**Prompt**
Locate the lines of the listing below that hold "mobilité", then copy each of them.
════
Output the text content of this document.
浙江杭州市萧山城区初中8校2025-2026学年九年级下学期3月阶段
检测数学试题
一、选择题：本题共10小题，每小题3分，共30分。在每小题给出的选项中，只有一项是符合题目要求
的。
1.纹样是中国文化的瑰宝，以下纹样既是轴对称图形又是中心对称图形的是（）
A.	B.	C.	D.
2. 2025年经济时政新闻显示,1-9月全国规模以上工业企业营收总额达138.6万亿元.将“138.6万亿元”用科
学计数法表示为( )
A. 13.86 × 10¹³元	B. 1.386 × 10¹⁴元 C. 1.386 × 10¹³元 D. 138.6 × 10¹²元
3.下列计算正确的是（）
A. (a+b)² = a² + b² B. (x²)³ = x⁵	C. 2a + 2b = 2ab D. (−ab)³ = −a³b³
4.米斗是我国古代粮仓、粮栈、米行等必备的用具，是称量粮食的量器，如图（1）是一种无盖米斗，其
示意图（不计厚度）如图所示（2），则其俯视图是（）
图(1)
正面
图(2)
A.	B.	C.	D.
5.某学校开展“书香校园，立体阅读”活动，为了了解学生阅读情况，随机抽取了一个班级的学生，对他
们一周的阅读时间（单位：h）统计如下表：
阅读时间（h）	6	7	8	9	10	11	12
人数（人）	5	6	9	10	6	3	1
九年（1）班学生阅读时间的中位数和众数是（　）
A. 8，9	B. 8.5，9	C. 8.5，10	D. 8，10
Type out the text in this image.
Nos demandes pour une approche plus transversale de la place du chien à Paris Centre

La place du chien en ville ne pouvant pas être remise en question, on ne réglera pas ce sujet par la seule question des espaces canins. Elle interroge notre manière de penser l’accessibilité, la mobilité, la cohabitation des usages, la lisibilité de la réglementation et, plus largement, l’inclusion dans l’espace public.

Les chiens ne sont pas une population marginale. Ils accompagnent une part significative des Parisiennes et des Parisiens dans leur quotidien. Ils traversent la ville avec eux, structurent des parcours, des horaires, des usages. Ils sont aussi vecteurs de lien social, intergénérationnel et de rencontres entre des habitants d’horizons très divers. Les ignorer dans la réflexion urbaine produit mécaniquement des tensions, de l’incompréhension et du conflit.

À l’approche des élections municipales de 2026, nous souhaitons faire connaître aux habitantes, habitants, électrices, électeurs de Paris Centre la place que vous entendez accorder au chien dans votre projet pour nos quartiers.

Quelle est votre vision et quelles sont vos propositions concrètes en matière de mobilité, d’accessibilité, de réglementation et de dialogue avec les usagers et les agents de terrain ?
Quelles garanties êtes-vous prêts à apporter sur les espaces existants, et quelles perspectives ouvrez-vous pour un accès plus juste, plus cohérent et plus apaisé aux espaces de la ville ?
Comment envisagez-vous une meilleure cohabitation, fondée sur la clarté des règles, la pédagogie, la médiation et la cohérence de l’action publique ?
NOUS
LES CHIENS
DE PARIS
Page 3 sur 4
════
**Response to the exercise**
La place du chien en ville ne pouvant pas être remise en question, on ne réglera pas ce sujet par la seule question des espaces canins. Elle interroge notre manière de penser l’accessibilité, la mobilité, la cohabitation des usages, la lisibilité de la réglementation et, plus largement, l’inclusion dans l’espace public.
Quelle est votre vision et quelles sont vos propositions concrètes en matière de mobilité, d’accessibilité, de réglementation et de dialogue avec les usagers et les agents de terrain ?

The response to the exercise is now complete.